-- START Dataset records --

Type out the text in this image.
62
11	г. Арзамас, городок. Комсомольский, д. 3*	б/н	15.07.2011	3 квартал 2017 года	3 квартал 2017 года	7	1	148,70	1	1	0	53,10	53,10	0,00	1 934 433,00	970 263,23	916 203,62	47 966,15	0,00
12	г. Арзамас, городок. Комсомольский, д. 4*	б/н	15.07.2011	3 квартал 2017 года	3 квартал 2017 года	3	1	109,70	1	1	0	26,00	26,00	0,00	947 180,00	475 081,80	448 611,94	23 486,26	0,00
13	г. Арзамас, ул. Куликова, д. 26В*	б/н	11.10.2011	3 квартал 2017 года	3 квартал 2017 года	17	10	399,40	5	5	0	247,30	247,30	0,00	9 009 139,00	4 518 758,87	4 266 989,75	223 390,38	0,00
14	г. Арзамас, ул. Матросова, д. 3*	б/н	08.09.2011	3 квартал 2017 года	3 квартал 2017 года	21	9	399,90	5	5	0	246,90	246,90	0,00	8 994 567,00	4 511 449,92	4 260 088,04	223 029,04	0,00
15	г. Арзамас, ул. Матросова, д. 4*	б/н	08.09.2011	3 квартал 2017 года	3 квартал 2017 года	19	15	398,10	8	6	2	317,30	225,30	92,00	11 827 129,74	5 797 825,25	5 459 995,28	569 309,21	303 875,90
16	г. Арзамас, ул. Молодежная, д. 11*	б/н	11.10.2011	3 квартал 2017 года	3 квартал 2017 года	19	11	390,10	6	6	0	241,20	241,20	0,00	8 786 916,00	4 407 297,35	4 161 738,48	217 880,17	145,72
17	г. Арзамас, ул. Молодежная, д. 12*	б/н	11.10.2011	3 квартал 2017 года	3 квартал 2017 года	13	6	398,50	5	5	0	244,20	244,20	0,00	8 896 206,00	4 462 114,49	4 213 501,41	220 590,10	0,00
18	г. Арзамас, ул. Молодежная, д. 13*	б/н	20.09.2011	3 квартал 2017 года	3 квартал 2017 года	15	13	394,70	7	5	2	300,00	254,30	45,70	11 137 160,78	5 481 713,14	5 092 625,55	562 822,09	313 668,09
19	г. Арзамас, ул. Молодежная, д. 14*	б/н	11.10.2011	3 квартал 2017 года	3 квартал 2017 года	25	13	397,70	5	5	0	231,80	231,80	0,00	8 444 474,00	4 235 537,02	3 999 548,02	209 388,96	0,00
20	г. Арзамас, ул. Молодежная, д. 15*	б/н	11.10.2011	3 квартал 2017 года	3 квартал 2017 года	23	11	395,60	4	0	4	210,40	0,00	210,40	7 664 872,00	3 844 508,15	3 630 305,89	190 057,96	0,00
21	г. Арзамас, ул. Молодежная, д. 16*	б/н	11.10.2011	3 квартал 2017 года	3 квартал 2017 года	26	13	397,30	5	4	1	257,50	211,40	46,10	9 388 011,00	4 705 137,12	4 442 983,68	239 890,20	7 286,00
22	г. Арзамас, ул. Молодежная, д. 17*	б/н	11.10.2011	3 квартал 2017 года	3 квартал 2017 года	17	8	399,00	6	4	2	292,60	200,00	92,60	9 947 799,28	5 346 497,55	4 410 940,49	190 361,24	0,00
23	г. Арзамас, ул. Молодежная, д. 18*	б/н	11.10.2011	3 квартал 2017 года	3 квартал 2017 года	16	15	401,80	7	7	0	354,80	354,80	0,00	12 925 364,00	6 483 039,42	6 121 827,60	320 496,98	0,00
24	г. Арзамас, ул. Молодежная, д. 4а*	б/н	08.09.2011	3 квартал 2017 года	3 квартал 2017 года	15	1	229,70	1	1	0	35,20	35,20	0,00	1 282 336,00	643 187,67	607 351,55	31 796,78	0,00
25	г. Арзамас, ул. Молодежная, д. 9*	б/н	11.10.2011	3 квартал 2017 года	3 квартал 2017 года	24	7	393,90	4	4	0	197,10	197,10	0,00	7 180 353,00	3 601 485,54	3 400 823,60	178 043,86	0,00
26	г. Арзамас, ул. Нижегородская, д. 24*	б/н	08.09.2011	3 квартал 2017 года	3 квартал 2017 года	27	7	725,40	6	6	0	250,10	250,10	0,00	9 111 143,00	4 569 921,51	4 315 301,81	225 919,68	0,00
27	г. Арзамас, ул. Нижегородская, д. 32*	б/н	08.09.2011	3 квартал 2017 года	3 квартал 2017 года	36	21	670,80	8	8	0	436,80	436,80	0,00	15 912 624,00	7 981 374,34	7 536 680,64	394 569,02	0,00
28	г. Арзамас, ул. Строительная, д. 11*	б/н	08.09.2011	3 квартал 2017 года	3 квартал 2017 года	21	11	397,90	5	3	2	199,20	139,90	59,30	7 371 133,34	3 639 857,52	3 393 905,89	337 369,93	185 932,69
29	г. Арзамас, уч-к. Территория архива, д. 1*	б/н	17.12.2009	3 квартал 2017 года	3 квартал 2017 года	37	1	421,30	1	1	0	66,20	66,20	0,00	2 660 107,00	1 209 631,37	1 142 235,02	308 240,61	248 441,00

-- END Dataset records --

Your instructions
Quote all of the entries verbatim.

Task answer
Type out the text in this image.
62
11	г. Арзамас, городок. Комсомольский, д. 3*	б/н	15.07.2011	3 квартал 2017 года	3 квартал 2017 года	7	1	148,70	1	1	0	53,10	53,10	0,00	1 934 433,00	970 263,23	916 203,62	47 966,15	0,00
12	г. Арзамас, городок. Комсомольский, д. 4*	б/н	15.07.2011	3 квартал 2017 года	3 квартал 2017 года	3	1	109,70	1	1	0	26,00	26,00	0,00	947 180,00	475 081,80	448 611,94	23 486,26	0,00
13	г. Арзамас, ул. Куликова, д. 26В*	б/н	11.10.2011	3 квартал 2017 года	3 квартал 2017 года	17	10	399,40	5	5	0	247,30	247,30	0,00	9 009 139,00	4 518 758,87	4 266 989,75	223 390,38	0,00
14	г. Арзамас, ул. Матросова, д. 3*	б/н	08.09.2011	3 квартал 2017 года	3 квартал 2017 года	21	9	399,90	5	5	0	246,90	246,90	0,00	8 994 567,00	4 511 449,92	4 260 088,04	223 029,04	0,00
15	г. Арзамас, ул. Матросова, д. 4*	б/н	08.09.2011	3 квартал 2017 года	3 квартал 2017 года	19	15	398,10	8	6	2	317,30	225,30	92,00	11 827 129,74	5 797 825,25	5 459 995,28	569 309,21	303 875,90
16	г. Арзамас, ул. Молодежная, д. 11*	б/н	11.10.2011	3 квартал 2017 года	3 квартал 2017 года	19	11	390,10	6	6	0	241,20	241,20	0,00	8 786 916,00	4 407 297,35	4 161 738,48	217 880,17	145,72
17	г. Арзамас, ул. Молодежная, д. 12*	б/н	11.10.2011	3 квартал 2017 года	3 квартал 2017 года	13	6	398,50	5	5	0	244,20	244,20	0,00	8 896 206,00	4 462 114,49	4 213 501,41	220 590,10	0,00
18	г. Арзамас, ул. Молодежная, д. 13*	б/н	20.09.2011	3 квартал 2017 года	3 квартал 2017 года	15	13	394,70	7	5	2	300,00	254,30	45,70	11 137 160,78	5 481 713,14	5 092 625,55	562 822,09	313 668,09
19	г. Арзамас, ул. Молодежная, д. 14*	б/н	11.10.2011	3 квартал 2017 года	3 квартал 2017 года	25	13	397,70	5	5	0	231,80	231,80	0,00	8 444 474,00	4 235 537,02	3 999 548,02	209 388,96	0,00
20	г. Арзамас, ул. Молодежная, д. 15*	б/н	11.10.2011	3 квартал 2017 года	3 квартал 2017 года	23	11	395,60	4	0	4	210,40	0,00	210,40	7 664 872,00	3 844 508,15	3 630 305,89	190 057,96	0,00
21	г. Арзамас, ул. Молодежная, д. 16*	б/н	11.10.2011	3 квартал 2017 года	3 квартал 2017 года	26	13	397,30	5	4	1	257,50	211,40	46,10	9 388 011,00	4 705 137,12	4 442 983,68	239 890,20	7 286,00
22	г. Арзамас, ул. Молодежная, д. 17*	б/н	11.10.2011	3 квартал 2017 года	3 квартал 2017 года	17	8	399,00	6	4	2	292,60	200,00	92,60	9 947 799,28	5 346 497,55	4 410 940,49	190 361,24	0,00
23	г. Арзамас, ул. Молодежная, д. 18*	б/н	11.10.2011	3 квартал 2017 года	3 квартал 2017 года	16	15	401,80	7	7	0	354,80	354,80	0,00	12 925 364,00	6 483 039,42	6 121 827,60	320 496,98	0,00
24	г. Арзамас, ул. Молодежная, д. 4а*	б/н	08.09.2011	3 квартал 2017 года	3 квартал 2017 года	15	1	229,70	1	1	0	35,20	35,20	0,00	1 282 336,00	643 187,67	607 351,55	31 796,78	0,00
25	г. Арзамас, ул. Молодежная, д. 9*	б/н	11.10.2011	3 квартал 2017 года	3 квартал 2017 года	24	7	393,90	4	4	0	197,10	197,10	0,00	7 180 353,00	3 601 485,54	3 400 823,60	178 043,86	0,00
26	г. Арзамас, ул. Нижегородская, д. 24*	б/н	08.09.2011	3 квартал 2017 года	3 квартал 2017 года	27	7	725,40	6	6	0	250,10	250,10	0,00	9 111 143,00	4 569 921,51	4 315 301,81	225 919,68	0,00
27	г. Арзамас, ул. Нижегородская, д. 32*	б/н	08.09.2011	3 квартал 2017 года	3 квартал 2017 года	36	21	670,80	8	8	0	436,80	436,80	0,00	15 912 624,00	7 981 374,34	7 536 680,64	394 569,02	0,00
28	г. Арзамас, ул. Строительная, д. 11*	б/н	08.09.2011	3 квартал 2017 года	3 квартал 2017 года	21	11	397,90	5	3	2	199,20	139,90	59,30	7 371 133,34	3 639 857,52	3 393 905,89	337 369,93	185 932,69
29	г. Арзамас, уч-к. Территория архива, д. 1*	б/н	17.12.2009	3 квартал 2017 года	3 квартал 2017 года	37	1	421,30	1	1	0	66,20	66,20	0,00	2 660 107,00	1 209 631,37	1 142 235,02	308 240,61	248 441,00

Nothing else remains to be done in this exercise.